#### [Instruction]
Give the number of lines containing the word "this" and nothing more.

[BEGIN]

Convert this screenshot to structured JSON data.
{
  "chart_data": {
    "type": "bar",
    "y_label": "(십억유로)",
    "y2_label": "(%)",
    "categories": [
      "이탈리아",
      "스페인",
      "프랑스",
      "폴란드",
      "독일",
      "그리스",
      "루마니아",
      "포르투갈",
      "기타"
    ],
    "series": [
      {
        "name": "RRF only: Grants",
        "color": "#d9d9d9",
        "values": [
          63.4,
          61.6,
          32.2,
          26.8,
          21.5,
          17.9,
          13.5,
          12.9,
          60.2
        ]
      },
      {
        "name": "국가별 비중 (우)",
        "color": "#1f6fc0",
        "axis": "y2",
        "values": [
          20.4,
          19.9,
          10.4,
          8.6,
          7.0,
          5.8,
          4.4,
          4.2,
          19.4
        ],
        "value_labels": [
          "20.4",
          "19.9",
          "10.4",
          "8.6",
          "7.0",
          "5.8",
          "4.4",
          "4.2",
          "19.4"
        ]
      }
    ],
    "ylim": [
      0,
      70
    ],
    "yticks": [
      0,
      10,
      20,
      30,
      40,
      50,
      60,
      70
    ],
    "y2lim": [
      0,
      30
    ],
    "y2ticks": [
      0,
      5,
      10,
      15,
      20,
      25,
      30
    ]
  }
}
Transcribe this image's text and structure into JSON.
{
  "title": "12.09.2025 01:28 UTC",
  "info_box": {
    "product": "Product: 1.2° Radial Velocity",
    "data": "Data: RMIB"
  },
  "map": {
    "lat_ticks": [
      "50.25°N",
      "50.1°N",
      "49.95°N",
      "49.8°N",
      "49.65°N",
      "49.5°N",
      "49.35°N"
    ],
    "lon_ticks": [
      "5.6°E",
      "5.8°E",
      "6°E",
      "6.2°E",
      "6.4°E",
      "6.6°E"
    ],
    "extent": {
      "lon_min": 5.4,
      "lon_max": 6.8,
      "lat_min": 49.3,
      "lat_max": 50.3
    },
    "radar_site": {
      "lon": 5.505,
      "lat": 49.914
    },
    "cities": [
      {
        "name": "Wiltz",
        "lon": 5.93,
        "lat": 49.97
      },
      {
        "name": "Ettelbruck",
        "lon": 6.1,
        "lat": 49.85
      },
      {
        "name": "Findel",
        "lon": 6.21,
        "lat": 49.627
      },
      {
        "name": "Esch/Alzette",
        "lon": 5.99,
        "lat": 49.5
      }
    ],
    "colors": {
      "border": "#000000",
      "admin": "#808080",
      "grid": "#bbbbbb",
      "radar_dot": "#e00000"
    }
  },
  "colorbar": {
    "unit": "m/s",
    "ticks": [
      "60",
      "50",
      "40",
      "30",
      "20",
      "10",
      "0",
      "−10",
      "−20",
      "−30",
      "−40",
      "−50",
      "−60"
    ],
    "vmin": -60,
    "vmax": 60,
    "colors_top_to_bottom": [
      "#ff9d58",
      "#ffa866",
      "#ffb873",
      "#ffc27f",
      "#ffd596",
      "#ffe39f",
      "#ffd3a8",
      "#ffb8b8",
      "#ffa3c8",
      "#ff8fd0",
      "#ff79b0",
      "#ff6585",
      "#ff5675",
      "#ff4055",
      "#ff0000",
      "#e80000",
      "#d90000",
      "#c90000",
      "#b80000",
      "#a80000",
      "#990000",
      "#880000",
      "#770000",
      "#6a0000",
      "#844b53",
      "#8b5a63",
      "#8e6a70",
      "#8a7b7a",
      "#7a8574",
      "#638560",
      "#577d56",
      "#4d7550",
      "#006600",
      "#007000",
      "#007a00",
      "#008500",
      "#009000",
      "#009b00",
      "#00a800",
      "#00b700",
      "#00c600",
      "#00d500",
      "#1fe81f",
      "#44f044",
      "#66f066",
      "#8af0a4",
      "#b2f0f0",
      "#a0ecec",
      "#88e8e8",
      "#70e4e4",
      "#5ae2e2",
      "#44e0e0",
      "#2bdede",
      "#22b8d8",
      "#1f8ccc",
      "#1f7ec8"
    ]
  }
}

[END]

#### [Task output]
2